***** MATERIAL SUPPLIED
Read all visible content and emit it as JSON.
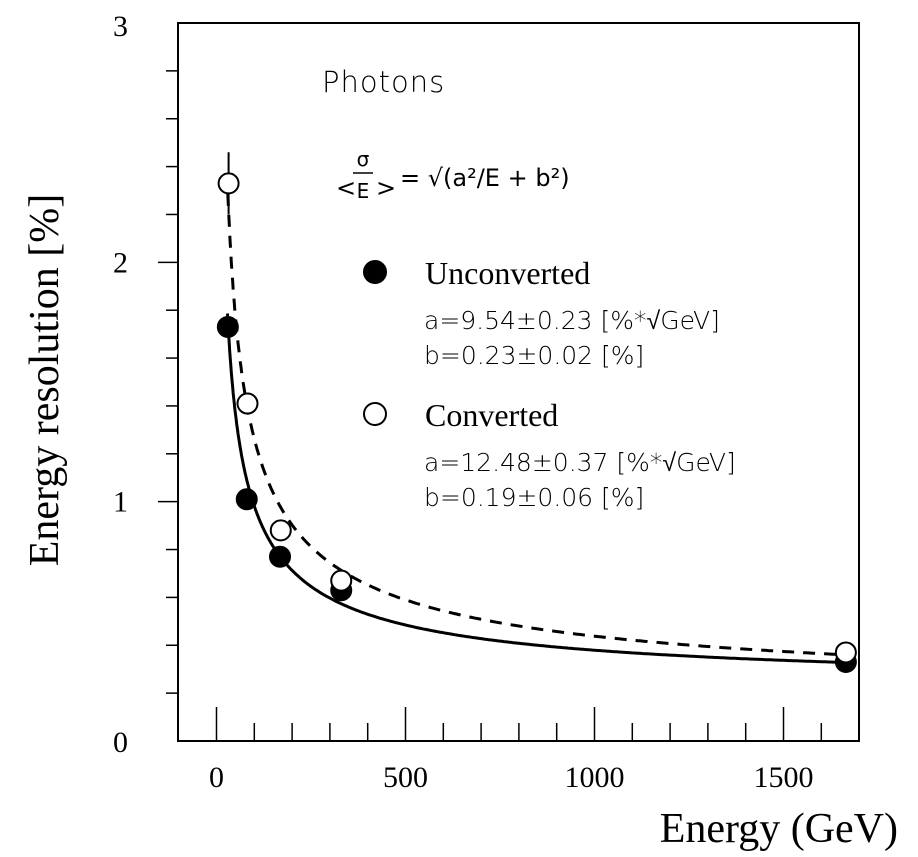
{
  "chart_data": {
    "type": "scatter",
    "title": "Photons",
    "formula": {
      "lhs_numerator": "σ",
      "lhs_denominator": "E",
      "rhs": "= √(a²/E + b²)"
    },
    "xlabel": "Energy (GeV)",
    "ylabel": "Energy resolution [%]",
    "xlim": [
      -100,
      1750
    ],
    "ylim": [
      0,
      3
    ],
    "x_ticks": [
      "0",
      "500",
      "1000",
      "1500"
    ],
    "y_ticks": [
      "0",
      "1",
      "2",
      "3"
    ],
    "x_tick_values": [
      0,
      500,
      1000,
      1500
    ],
    "y_tick_values": [
      0,
      1,
      2,
      3
    ],
    "grid": false,
    "series": [
      {
        "name": "Unconverted",
        "marker": "filled-circle",
        "line": "solid",
        "fit": {
          "a": 9.54,
          "b": 0.23
        },
        "fit_label_a": "a=9.54±0.23 [%*√GeV]",
        "fit_label_b": "b=0.23±0.02 [%]",
        "points": [
          {
            "x": 30,
            "y": 1.73
          },
          {
            "x": 80,
            "y": 1.01
          },
          {
            "x": 168,
            "y": 0.77
          },
          {
            "x": 330,
            "y": 0.63
          },
          {
            "x": 1665,
            "y": 0.33
          }
        ]
      },
      {
        "name": "Converted",
        "marker": "open-circle",
        "line": "dashed",
        "fit": {
          "a": 12.48,
          "b": 0.19
        },
        "fit_label_a": "a=12.48±0.37 [%*√GeV]",
        "fit_label_b": "b=0.19±0.06 [%]",
        "points": [
          {
            "x": 32,
            "y": 2.33,
            "err": 0.13
          },
          {
            "x": 82,
            "y": 1.41
          },
          {
            "x": 170,
            "y": 0.88
          },
          {
            "x": 330,
            "y": 0.67
          },
          {
            "x": 1665,
            "y": 0.37
          }
        ]
      }
    ],
    "colors": {
      "axis": "#000000",
      "background": "#ffffff"
    }
  }
}
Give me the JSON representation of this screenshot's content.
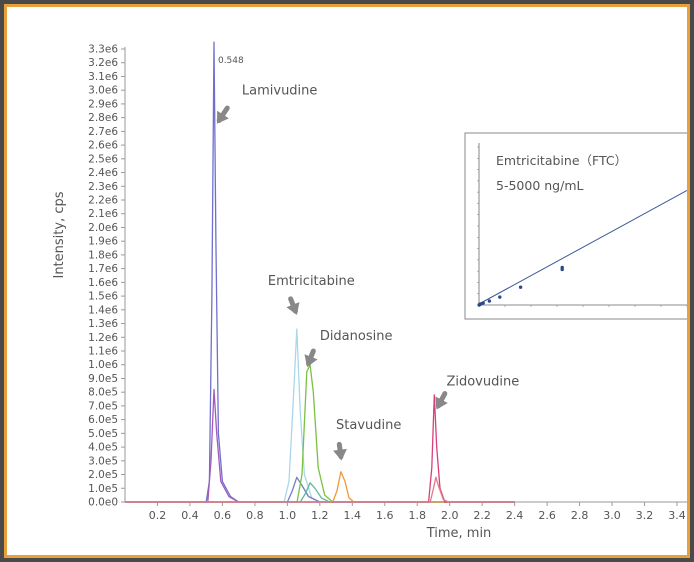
**********
## WHAT TO DO
Look for the word "Energy" and return every line where it occurs.

## REPLY
    "xlabel": "Energy (GeV)",
    "ylabel": "Energy resolution [%]",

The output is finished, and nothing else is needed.